==== Data records
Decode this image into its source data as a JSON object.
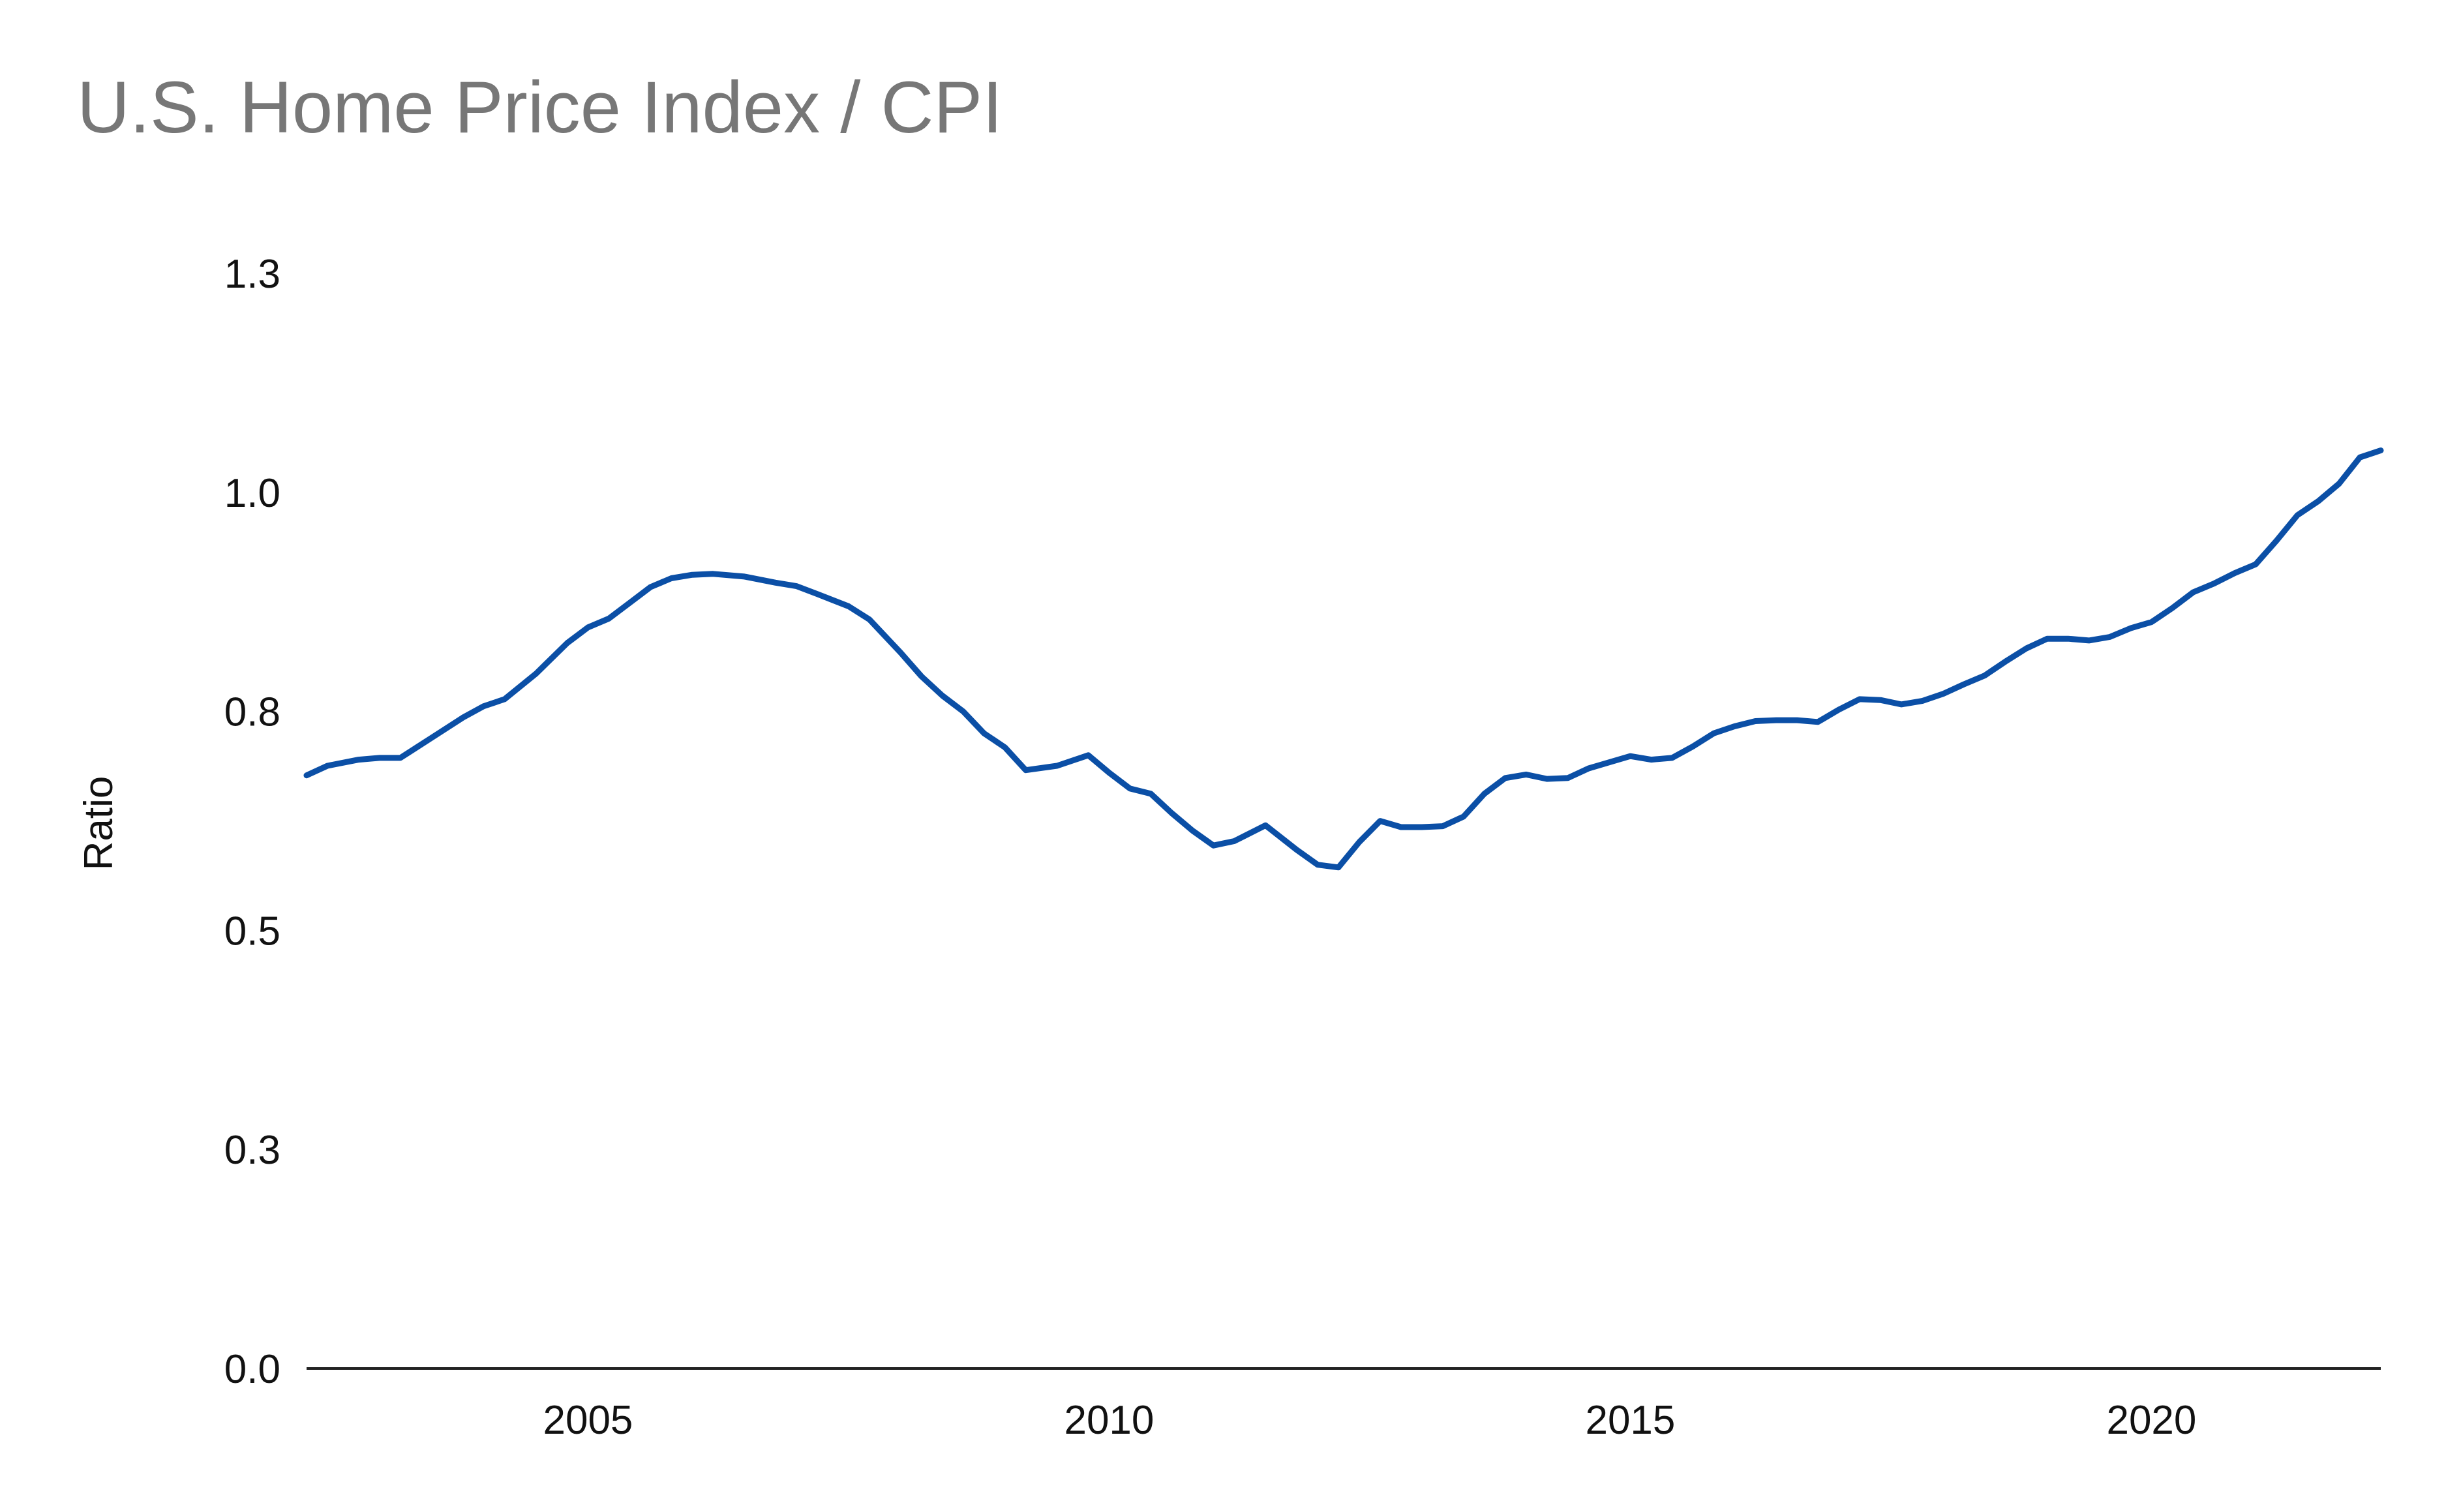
{
  "chart_data": {
    "type": "line",
    "title": "U.S. Home Price Index / CPI",
    "xlabel": "",
    "ylabel": "Ratio",
    "xlim": [
      2002.3,
      2022.2
    ],
    "ylim": [
      0.0,
      1.3
    ],
    "x_ticks": [
      {
        "value": 2005,
        "label": "2005"
      },
      {
        "value": 2010,
        "label": "2010"
      },
      {
        "value": 2015,
        "label": "2015"
      },
      {
        "value": 2020,
        "label": "2020"
      }
    ],
    "y_ticks": [
      {
        "value": 0.0,
        "label": "0.0"
      },
      {
        "value": 0.25,
        "label": "0.3"
      },
      {
        "value": 0.5,
        "label": "0.5"
      },
      {
        "value": 0.75,
        "label": "0.8"
      },
      {
        "value": 1.0,
        "label": "1.0"
      },
      {
        "value": 1.25,
        "label": "1.3"
      }
    ],
    "grid": false,
    "legend": "none",
    "series": [
      {
        "color": "#0b4fa6",
        "x": [
          2002.3,
          2002.5,
          2002.8,
          2003.0,
          2003.2,
          2003.5,
          2003.8,
          2004.0,
          2004.2,
          2004.5,
          2004.8,
          2005.0,
          2005.2,
          2005.4,
          2005.6,
          2005.8,
          2006.0,
          2006.2,
          2006.5,
          2006.8,
          2007.0,
          2007.2,
          2007.5,
          2007.7,
          2008.0,
          2008.2,
          2008.4,
          2008.6,
          2008.8,
          2009.0,
          2009.2,
          2009.5,
          2009.8,
          2010.0,
          2010.2,
          2010.4,
          2010.6,
          2010.8,
          2011.0,
          2011.2,
          2011.5,
          2011.8,
          2012.0,
          2012.2,
          2012.4,
          2012.6,
          2012.8,
          2013.0,
          2013.2,
          2013.4,
          2013.6,
          2013.8,
          2014.0,
          2014.2,
          2014.4,
          2014.6,
          2014.8,
          2015.0,
          2015.2,
          2015.4,
          2015.6,
          2015.8,
          2016.0,
          2016.2,
          2016.4,
          2016.6,
          2016.8,
          2017.0,
          2017.2,
          2017.4,
          2017.6,
          2017.8,
          2018.0,
          2018.2,
          2018.4,
          2018.6,
          2018.8,
          2019.0,
          2019.2,
          2019.4,
          2019.6,
          2019.8,
          2020.0,
          2020.2,
          2020.4,
          2020.6,
          2020.8,
          2021.0,
          2021.2,
          2021.4,
          2021.6,
          2021.8,
          2022.0,
          2022.2
        ],
        "values": [
          0.677,
          0.688,
          0.695,
          0.697,
          0.697,
          0.72,
          0.743,
          0.756,
          0.764,
          0.793,
          0.828,
          0.846,
          0.856,
          0.874,
          0.892,
          0.902,
          0.906,
          0.907,
          0.904,
          0.897,
          0.893,
          0.884,
          0.87,
          0.855,
          0.817,
          0.79,
          0.768,
          0.75,
          0.725,
          0.709,
          0.683,
          0.688,
          0.7,
          0.68,
          0.662,
          0.656,
          0.634,
          0.614,
          0.597,
          0.602,
          0.62,
          0.592,
          0.575,
          0.572,
          0.601,
          0.625,
          0.618,
          0.618,
          0.619,
          0.63,
          0.656,
          0.674,
          0.678,
          0.673,
          0.674,
          0.685,
          0.692,
          0.699,
          0.695,
          0.697,
          0.71,
          0.725,
          0.733,
          0.739,
          0.74,
          0.74,
          0.738,
          0.752,
          0.764,
          0.763,
          0.758,
          0.762,
          0.77,
          0.781,
          0.791,
          0.807,
          0.822,
          0.833,
          0.833,
          0.831,
          0.835,
          0.845,
          0.852,
          0.868,
          0.886,
          0.896,
          0.908,
          0.918,
          0.945,
          0.974,
          0.99,
          1.01,
          1.04,
          1.048
        ]
      }
    ]
  }
}
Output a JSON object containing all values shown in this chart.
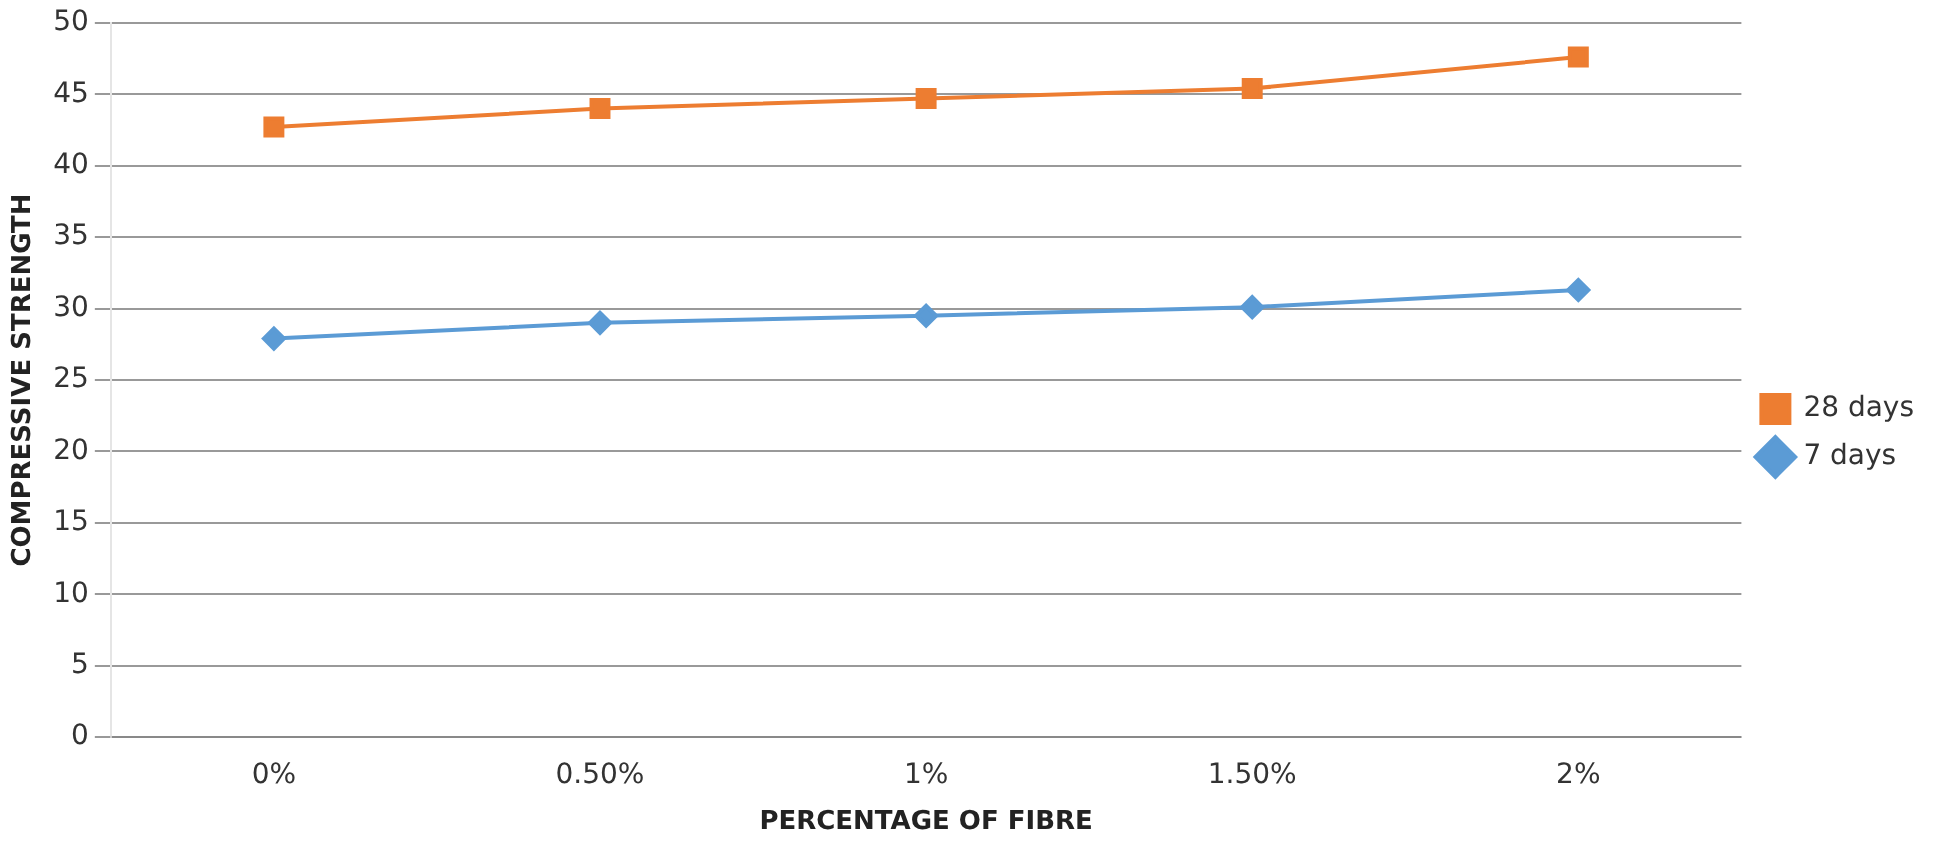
========
§ **Instructions for the task**
Repeat the material above verbatim, with no pictures in the output.

§ **Task result**
Decode this image into its source data as a JSON object.
{
  "chart_data": {
    "type": "line",
    "title": "U.S. Home Price Index / CPI",
    "xlabel": "",
    "ylabel": "Ratio",
    "xlim": [
      2002.3,
      2022.2
    ],
    "ylim": [
      0.0,
      1.3
    ],
    "x_ticks": [
      {
        "value": 2005,
        "label": "2005"
      },
      {
        "value": 2010,
        "label": "2010"
      },
      {
        "value": 2015,
        "label": "2015"
      },
      {
        "value": 2020,
        "label": "2020"
      }
    ],
    "y_ticks": [
      {
        "value": 0.0,
        "label": "0.0"
      },
      {
        "value": 0.25,
        "label": "0.3"
      },
      {
        "value": 0.5,
        "label": "0.5"
      },
      {
        "value": 0.75,
        "label": "0.8"
      },
      {
        "value": 1.0,
        "label": "1.0"
      },
      {
        "value": 1.25,
        "label": "1.3"
      }
    ],
    "grid": false,
    "legend": "none",
    "series": [
      {
        "color": "#0b4fa6",
        "x": [
          2002.3,
          2002.5,
          2002.8,
          2003.0,
          2003.2,
          2003.5,
          2003.8,
          2004.0,
          2004.2,
          2004.5,
          2004.8,
          2005.0,
          2005.2,
          2005.4,
          2005.6,
          2005.8,
          2006.0,
          2006.2,
          2006.5,
          2006.8,
          2007.0,
          2007.2,
          2007.5,
          2007.7,
          2008.0,
          2008.2,
          2008.4,
          2008.6,
          2008.8,
          2009.0,
          2009.2,
          2009.5,
          2009.8,
          2010.0,
          2010.2,
          2010.4,
          2010.6,
          2010.8,
          2011.0,
          2011.2,
          2011.5,
          2011.8,
          2012.0,
          2012.2,
          2012.4,
          2012.6,
          2012.8,
          2013.0,
          2013.2,
          2013.4,
          2013.6,
          2013.8,
          2014.0,
          2014.2,
          2014.4,
          2014.6,
          2014.8,
          2015.0,
          2015.2,
          2015.4,
          2015.6,
          2015.8,
          2016.0,
          2016.2,
          2016.4,
          2016.6,
          2016.8,
          2017.0,
          2017.2,
          2017.4,
          2017.6,
          2017.8,
          2018.0,
          2018.2,
          2018.4,
          2018.6,
          2018.8,
          2019.0,
          2019.2,
          2019.4,
          2019.6,
          2019.8,
          2020.0,
          2020.2,
          2020.4,
          2020.6,
          2020.8,
          2021.0,
          2021.2,
          2021.4,
          2021.6,
          2021.8,
          2022.0,
          2022.2
        ],
        "values": [
          0.677,
          0.688,
          0.695,
          0.697,
          0.697,
          0.72,
          0.743,
          0.756,
          0.764,
          0.793,
          0.828,
          0.846,
          0.856,
          0.874,
          0.892,
          0.902,
          0.906,
          0.907,
          0.904,
          0.897,
          0.893,
          0.884,
          0.87,
          0.855,
          0.817,
          0.79,
          0.768,
          0.75,
          0.725,
          0.709,
          0.683,
          0.688,
          0.7,
          0.68,
          0.662,
          0.656,
          0.634,
          0.614,
          0.597,
          0.602,
          0.62,
          0.592,
          0.575,
          0.572,
          0.601,
          0.625,
          0.618,
          0.618,
          0.619,
          0.63,
          0.656,
          0.674,
          0.678,
          0.673,
          0.674,
          0.685,
          0.692,
          0.699,
          0.695,
          0.697,
          0.71,
          0.725,
          0.733,
          0.739,
          0.74,
          0.74,
          0.738,
          0.752,
          0.764,
          0.763,
          0.758,
          0.762,
          0.77,
          0.781,
          0.791,
          0.807,
          0.822,
          0.833,
          0.833,
          0.831,
          0.835,
          0.845,
          0.852,
          0.868,
          0.886,
          0.896,
          0.908,
          0.918,
          0.945,
          0.974,
          0.99,
          1.01,
          1.04,
          1.048
        ]
      }
    ]
  }
}
Output a JSON object containing all values shown in this chart.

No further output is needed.